## Given exercise
Type every record exactly as it appears.

## Stored entries
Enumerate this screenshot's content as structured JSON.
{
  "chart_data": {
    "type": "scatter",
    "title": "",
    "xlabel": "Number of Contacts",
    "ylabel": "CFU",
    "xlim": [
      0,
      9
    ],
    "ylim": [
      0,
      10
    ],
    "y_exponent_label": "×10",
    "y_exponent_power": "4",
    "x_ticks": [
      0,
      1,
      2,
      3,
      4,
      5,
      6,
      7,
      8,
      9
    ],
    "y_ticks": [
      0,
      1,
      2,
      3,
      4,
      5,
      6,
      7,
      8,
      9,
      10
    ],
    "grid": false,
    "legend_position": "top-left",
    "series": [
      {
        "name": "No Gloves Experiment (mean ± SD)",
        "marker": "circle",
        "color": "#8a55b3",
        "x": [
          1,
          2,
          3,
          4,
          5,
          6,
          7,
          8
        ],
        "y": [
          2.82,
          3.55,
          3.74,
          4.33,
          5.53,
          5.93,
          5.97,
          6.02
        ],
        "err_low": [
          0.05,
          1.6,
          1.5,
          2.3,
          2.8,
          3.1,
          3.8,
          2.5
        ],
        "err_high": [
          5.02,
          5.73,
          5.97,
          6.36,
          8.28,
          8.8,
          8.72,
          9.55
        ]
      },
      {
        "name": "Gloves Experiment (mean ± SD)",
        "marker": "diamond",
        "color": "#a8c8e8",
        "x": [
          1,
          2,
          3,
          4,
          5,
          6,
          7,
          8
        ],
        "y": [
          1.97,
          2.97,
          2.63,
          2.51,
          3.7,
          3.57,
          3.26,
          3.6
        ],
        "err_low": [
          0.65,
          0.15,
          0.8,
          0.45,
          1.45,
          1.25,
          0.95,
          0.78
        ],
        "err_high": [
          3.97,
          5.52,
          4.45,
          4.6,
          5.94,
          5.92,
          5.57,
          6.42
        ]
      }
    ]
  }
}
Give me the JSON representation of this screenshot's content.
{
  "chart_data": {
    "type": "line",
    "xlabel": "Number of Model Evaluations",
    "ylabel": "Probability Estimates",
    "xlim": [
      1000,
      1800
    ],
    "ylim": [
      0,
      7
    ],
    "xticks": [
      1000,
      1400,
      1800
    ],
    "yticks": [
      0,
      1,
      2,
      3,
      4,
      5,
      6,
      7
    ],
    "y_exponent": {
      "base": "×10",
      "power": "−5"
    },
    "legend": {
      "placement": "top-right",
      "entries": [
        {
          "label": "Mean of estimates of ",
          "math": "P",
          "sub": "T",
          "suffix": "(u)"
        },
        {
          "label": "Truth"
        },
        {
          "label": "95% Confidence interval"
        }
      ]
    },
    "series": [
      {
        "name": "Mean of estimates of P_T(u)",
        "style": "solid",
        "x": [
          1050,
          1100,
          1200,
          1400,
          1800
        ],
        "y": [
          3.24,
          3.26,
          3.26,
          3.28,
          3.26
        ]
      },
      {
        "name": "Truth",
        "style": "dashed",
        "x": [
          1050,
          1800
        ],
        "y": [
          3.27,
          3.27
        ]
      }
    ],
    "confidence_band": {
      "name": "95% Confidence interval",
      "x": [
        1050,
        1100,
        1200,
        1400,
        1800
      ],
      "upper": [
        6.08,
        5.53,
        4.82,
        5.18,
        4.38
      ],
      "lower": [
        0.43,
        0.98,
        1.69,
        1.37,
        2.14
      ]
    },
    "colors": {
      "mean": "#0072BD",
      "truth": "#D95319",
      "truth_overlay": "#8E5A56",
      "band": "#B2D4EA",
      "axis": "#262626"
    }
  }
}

## Result of the exercise
Enumerate this screenshot's content as structured JSON.
{
  "chart_data": {
    "type": "scatter",
    "title": "",
    "xlabel": "Number of Contacts",
    "ylabel": "CFU",
    "xlim": [
      0,
      9
    ],
    "ylim": [
      0,
      10
    ],
    "y_exponent_label": "×10",
    "y_exponent_power": "4",
    "x_ticks": [
      0,
      1,
      2,
      3,
      4,
      5,
      6,
      7,
      8,
      9
    ],
    "y_ticks": [
      0,
      1,
      2,
      3,
      4,
      5,
      6,
      7,
      8,
      9,
      10
    ],
    "grid": false,
    "legend_position": "top-left",
    "series": [
      {
        "name": "No Gloves Experiment (mean ± SD)",
        "marker": "circle",
        "color": "#8a55b3",
        "x": [
          1,
          2,
          3,
          4,
          5,
          6,
          7,
          8
        ],
        "y": [
          2.82,
          3.55,
          3.74,
          4.33,
          5.53,
          5.93,
          5.97,
          6.02
        ],
        "err_low": [
          0.05,
          1.6,
          1.5,
          2.3,
          2.8,
          3.1,
          3.8,
          2.5
        ],
        "err_high": [
          5.02,
          5.73,
          5.97,
          6.36,
          8.28,
          8.8,
          8.72,
          9.55
        ]
      },
      {
        "name": "Gloves Experiment (mean ± SD)",
        "marker": "diamond",
        "color": "#a8c8e8",
        "x": [
          1,
          2,
          3,
          4,
          5,
          6,
          7,
          8
        ],
        "y": [
          1.97,
          2.97,
          2.63,
          2.51,
          3.7,
          3.57,
          3.26,
          3.6
        ],
        "err_low": [
          0.65,
          0.15,
          0.8,
          0.45,
          1.45,
          1.25,
          0.95,
          0.78
        ],
        "err_high": [
          3.97,
          5.52,
          4.45,
          4.6,
          5.94,
          5.92,
          5.57,
          6.42
        ]
      }
    ]
  }
}
Give me the JSON representation of this screenshot's content.
{
  "chart_data": {
    "type": "line",
    "xlabel": "Number of Model Evaluations",
    "ylabel": "Probability Estimates",
    "xlim": [
      1000,
      1800
    ],
    "ylim": [
      0,
      7
    ],
    "xticks": [
      1000,
      1400,
      1800
    ],
    "yticks": [
      0,
      1,
      2,
      3,
      4,
      5,
      6,
      7
    ],
    "y_exponent": {
      "base": "×10",
      "power": "−5"
    },
    "legend": {
      "placement": "top-right",
      "entries": [
        {
          "label": "Mean of estimates of ",
          "math": "P",
          "sub": "T",
          "suffix": "(u)"
        },
        {
          "label": "Truth"
        },
        {
          "label": "95% Confidence interval"
        }
      ]
    },
    "series": [
      {
        "name": "Mean of estimates of P_T(u)",
        "style": "solid",
        "x": [
          1050,
          1100,
          1200,
          1400,
          1800
        ],
        "y": [
          3.24,
          3.26,
          3.26,
          3.28,
          3.26
        ]
      },
      {
        "name": "Truth",
        "style": "dashed",
        "x": [
          1050,
          1800
        ],
        "y": [
          3.27,
          3.27
        ]
      }
    ],
    "confidence_band": {
      "name": "95% Confidence interval",
      "x": [
        1050,
        1100,
        1200,
        1400,
        1800
      ],
      "upper": [
        6.08,
        5.53,
        4.82,
        5.18,
        4.38
      ],
      "lower": [
        0.43,
        0.98,
        1.69,
        1.37,
        2.14
      ]
    },
    "colors": {
      "mean": "#0072BD",
      "truth": "#D95319",
      "truth_overlay": "#8E5A56",
      "band": "#B2D4EA",
      "axis": "#262626"
    }
  }
}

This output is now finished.